* **SET EXERCISE**:
Single out each line with the word "document" and copy it.

* **DATASET EXCERPTS**:

===

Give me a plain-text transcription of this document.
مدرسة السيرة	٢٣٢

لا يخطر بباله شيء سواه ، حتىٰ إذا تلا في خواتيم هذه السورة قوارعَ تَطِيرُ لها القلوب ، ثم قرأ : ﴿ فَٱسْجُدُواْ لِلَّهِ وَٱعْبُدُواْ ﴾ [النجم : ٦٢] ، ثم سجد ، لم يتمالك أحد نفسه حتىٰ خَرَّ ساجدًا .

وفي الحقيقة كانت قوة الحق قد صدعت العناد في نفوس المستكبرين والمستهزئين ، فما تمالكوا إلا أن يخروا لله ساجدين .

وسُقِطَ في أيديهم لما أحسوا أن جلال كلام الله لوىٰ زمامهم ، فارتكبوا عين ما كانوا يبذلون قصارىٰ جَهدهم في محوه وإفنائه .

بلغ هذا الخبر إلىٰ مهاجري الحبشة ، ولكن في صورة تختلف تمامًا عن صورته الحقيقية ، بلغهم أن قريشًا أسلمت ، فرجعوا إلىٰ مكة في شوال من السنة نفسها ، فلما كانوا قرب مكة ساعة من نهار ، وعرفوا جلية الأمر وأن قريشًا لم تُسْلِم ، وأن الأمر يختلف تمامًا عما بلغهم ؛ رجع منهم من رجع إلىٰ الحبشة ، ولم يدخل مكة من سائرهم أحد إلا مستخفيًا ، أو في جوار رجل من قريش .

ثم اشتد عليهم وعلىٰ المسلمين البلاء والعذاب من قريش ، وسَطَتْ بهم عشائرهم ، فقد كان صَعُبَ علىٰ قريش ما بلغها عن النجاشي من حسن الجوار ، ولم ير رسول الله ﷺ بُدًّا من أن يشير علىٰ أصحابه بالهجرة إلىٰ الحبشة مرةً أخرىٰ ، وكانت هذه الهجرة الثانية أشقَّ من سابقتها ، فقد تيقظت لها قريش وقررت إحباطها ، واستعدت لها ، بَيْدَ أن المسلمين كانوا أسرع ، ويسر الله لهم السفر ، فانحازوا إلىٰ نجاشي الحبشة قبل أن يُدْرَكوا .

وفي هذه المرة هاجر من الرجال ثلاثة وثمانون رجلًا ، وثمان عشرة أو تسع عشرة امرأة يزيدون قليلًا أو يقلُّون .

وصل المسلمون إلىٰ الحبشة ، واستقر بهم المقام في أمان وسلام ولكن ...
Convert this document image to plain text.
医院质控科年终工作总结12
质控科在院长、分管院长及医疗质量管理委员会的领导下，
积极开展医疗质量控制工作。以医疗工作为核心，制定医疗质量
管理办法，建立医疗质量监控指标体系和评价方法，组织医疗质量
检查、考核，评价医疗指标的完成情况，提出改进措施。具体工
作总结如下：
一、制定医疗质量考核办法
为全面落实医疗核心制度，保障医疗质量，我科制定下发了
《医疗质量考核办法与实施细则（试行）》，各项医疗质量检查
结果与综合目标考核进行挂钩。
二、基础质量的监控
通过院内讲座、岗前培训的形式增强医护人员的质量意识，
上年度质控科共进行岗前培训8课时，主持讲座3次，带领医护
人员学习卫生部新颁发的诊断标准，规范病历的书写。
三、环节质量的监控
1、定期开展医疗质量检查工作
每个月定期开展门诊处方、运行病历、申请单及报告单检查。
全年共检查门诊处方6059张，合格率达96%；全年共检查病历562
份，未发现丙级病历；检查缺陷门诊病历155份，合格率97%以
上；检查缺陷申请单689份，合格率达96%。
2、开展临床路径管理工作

===

* **REPLY**:
Give me a plain-text transcription of this document.
Convert this document image to plain text.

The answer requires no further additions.